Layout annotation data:

⟨

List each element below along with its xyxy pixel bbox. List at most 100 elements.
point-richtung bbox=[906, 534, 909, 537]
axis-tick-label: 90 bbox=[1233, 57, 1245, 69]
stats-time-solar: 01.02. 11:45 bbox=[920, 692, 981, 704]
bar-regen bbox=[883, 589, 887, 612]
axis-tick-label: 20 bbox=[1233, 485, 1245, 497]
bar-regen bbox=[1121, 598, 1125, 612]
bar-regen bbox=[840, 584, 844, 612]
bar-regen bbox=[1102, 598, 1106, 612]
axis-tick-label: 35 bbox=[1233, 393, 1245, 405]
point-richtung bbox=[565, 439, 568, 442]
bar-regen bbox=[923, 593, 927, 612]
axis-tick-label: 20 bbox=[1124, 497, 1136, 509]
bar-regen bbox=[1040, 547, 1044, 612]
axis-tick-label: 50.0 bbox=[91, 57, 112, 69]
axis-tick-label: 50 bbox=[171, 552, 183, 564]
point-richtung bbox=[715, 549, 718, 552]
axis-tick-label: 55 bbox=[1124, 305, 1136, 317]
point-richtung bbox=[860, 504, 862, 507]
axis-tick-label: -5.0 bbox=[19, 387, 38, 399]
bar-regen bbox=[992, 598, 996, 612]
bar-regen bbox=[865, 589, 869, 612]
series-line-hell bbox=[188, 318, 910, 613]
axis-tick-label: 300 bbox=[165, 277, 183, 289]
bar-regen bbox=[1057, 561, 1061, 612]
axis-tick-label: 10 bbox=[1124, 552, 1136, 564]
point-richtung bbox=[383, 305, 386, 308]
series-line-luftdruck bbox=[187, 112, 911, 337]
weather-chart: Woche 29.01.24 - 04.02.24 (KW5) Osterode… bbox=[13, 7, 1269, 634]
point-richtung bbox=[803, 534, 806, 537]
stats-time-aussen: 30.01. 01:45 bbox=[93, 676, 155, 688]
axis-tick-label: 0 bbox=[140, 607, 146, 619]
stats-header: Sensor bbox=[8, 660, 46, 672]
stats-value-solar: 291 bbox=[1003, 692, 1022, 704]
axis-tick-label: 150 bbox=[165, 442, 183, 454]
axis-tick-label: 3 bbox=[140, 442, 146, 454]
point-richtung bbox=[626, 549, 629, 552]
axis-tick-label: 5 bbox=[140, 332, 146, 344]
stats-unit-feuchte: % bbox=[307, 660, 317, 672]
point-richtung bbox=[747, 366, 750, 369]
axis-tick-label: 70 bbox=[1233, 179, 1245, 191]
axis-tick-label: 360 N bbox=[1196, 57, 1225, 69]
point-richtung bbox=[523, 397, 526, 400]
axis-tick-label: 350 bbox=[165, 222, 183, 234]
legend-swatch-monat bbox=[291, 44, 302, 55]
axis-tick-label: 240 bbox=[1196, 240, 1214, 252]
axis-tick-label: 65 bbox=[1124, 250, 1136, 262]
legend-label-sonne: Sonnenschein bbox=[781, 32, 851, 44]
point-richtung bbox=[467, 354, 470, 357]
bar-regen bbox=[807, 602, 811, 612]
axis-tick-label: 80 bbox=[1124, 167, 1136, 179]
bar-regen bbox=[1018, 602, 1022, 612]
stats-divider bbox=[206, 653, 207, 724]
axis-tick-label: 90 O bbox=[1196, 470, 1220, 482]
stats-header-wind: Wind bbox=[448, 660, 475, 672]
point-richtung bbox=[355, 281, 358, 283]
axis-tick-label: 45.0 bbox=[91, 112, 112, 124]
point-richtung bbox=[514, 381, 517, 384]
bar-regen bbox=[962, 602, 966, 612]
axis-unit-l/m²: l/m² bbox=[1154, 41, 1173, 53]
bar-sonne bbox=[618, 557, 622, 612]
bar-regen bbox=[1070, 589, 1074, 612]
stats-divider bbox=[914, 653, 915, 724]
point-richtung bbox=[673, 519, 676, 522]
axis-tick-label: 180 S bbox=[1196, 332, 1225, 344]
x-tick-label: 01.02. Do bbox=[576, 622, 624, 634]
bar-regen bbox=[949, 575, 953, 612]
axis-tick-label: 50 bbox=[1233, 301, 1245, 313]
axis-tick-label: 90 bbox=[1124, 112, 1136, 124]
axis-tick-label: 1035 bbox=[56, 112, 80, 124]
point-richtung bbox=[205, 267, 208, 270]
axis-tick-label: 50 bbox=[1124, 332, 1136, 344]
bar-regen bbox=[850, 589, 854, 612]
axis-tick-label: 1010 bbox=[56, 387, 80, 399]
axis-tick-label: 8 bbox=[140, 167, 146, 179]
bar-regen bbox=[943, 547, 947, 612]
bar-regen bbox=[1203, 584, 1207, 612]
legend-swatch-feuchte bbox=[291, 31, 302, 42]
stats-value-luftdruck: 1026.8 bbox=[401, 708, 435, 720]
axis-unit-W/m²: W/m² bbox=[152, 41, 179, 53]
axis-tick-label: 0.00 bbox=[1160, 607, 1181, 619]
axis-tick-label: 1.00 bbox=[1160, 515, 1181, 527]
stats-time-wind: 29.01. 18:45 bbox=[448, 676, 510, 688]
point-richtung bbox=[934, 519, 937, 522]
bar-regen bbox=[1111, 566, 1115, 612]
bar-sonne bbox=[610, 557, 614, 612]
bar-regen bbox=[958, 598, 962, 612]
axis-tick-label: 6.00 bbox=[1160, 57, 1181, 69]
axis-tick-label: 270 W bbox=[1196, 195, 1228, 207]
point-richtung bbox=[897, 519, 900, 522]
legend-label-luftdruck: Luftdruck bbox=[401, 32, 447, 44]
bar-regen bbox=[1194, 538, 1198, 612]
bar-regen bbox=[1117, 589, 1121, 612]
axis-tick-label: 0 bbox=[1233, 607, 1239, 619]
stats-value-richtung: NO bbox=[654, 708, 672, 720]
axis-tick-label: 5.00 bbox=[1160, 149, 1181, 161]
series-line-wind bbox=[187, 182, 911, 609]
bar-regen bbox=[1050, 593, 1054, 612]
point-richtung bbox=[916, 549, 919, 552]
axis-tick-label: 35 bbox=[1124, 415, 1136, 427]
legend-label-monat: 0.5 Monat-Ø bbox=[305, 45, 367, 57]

⟩

EXERCISE INSTRUCTIONS:
Copy everything from the start of the records down to the line containing "point-richtung bbox=[860, 504, 862, 507]", substituting "bar-rain" for each occurrence of "bar-regen" and leaving all other text unchanged.

TASK SOLUTION:
List each element below along with its xyxy pixel bbox. List at most 100 elements.
point-richtung bbox=[906, 534, 909, 537]
axis-tick-label: 90 bbox=[1233, 57, 1245, 69]
stats-time-solar: 01.02. 11:45 bbox=[920, 692, 981, 704]
bar-rain bbox=[883, 589, 887, 612]
axis-tick-label: 20 bbox=[1233, 485, 1245, 497]
bar-rain bbox=[1121, 598, 1125, 612]
bar-rain bbox=[840, 584, 844, 612]
bar-rain bbox=[1102, 598, 1106, 612]
axis-tick-label: 35 bbox=[1233, 393, 1245, 405]
point-richtung bbox=[565, 439, 568, 442]
bar-rain bbox=[923, 593, 927, 612]
axis-tick-label: 20 bbox=[1124, 497, 1136, 509]
bar-rain bbox=[1040, 547, 1044, 612]
axis-tick-label: 50.0 bbox=[91, 57, 112, 69]
axis-tick-label: 50 bbox=[171, 552, 183, 564]
point-richtung bbox=[715, 549, 718, 552]
axis-tick-label: 55 bbox=[1124, 305, 1136, 317]
point-richtung bbox=[860, 504, 862, 507]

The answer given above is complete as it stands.